• _Directions for this task_
Write only the number of lines in the records beneath that hold "will".

• _Records provided_
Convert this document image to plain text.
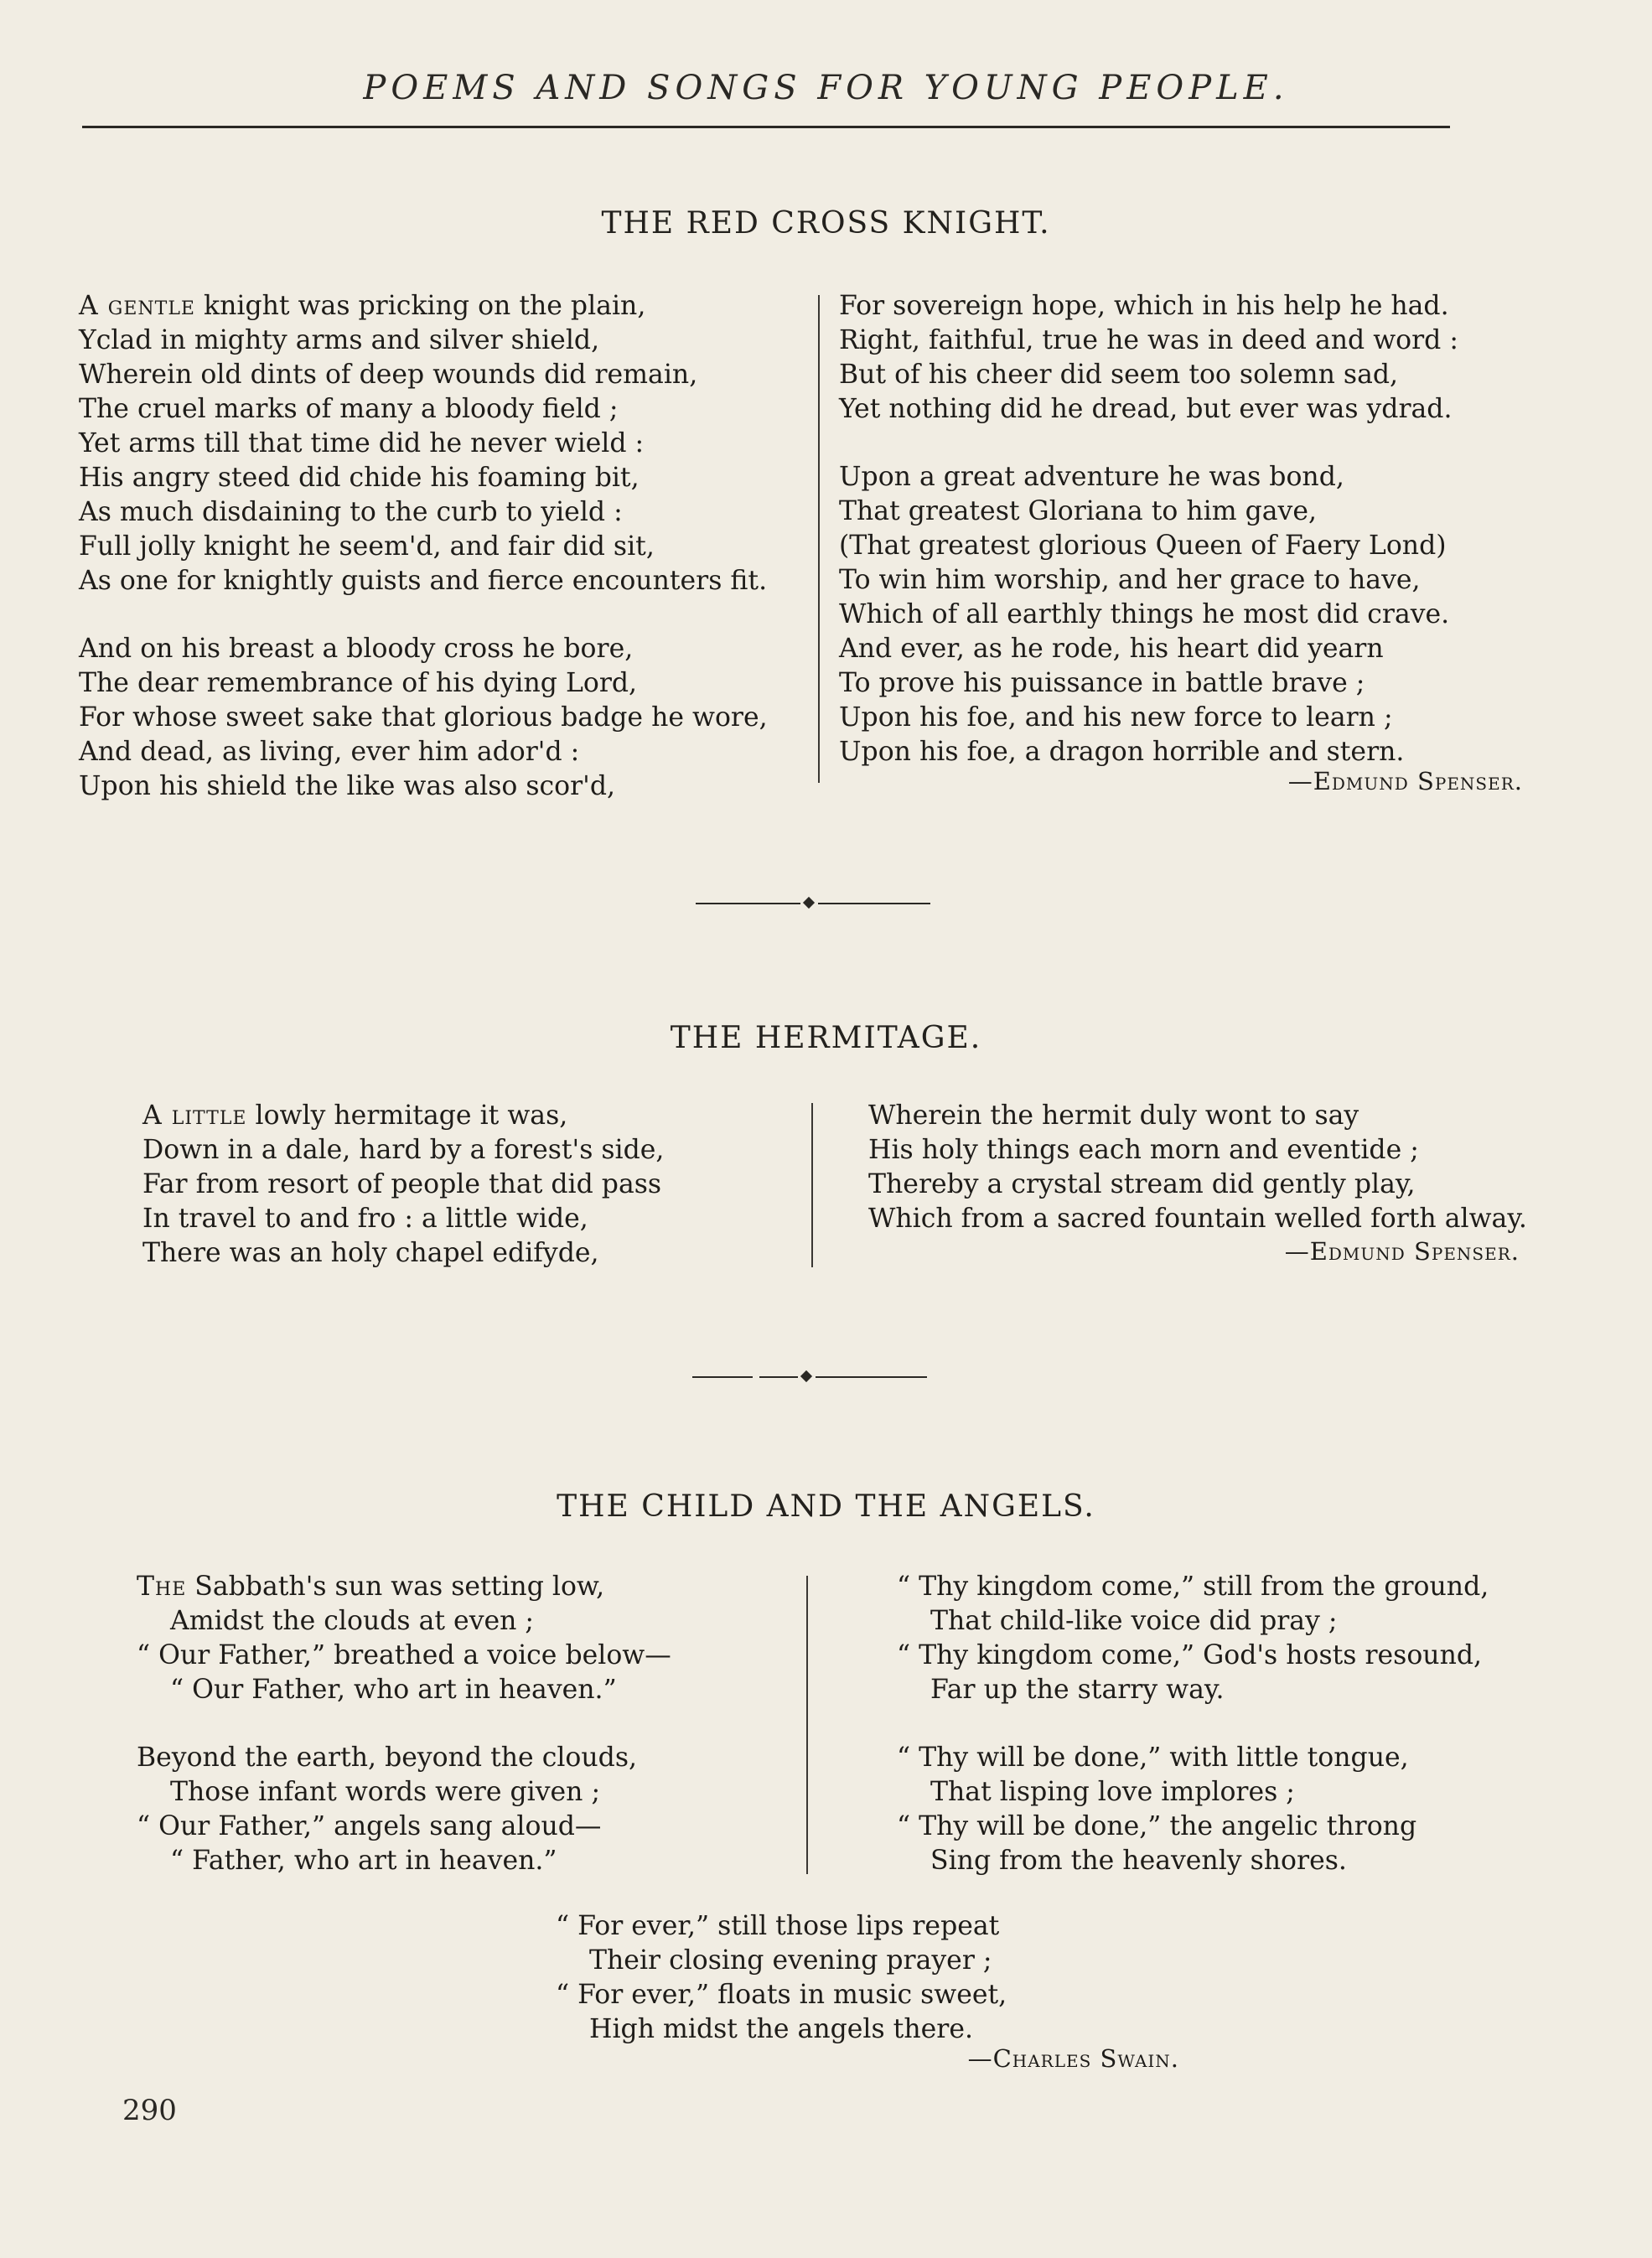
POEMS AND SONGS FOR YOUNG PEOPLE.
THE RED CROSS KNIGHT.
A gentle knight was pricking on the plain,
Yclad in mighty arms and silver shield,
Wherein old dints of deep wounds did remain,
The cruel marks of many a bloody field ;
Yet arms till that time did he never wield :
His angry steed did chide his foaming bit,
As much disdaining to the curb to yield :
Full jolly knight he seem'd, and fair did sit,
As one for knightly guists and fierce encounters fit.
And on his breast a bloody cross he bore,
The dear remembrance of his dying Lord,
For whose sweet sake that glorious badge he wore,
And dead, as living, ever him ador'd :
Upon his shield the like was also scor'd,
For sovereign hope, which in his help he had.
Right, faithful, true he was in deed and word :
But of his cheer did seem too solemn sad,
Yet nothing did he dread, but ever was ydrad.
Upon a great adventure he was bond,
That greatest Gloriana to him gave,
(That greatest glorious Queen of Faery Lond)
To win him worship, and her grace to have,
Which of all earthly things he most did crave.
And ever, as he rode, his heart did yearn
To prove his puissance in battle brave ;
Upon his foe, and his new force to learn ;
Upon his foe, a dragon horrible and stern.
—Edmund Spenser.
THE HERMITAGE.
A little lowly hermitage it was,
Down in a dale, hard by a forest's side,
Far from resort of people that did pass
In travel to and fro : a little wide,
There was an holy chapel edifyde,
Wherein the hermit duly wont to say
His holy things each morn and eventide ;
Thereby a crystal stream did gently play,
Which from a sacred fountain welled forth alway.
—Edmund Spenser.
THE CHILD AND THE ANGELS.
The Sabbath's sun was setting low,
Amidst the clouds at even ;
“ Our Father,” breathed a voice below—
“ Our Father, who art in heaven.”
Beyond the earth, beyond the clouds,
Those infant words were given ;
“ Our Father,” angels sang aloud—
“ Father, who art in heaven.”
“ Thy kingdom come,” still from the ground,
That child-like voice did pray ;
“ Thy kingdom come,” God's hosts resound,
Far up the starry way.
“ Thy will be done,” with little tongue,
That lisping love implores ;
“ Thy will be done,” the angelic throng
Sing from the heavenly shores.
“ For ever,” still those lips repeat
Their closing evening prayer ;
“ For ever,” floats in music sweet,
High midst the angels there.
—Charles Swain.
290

• _Exercise response_
2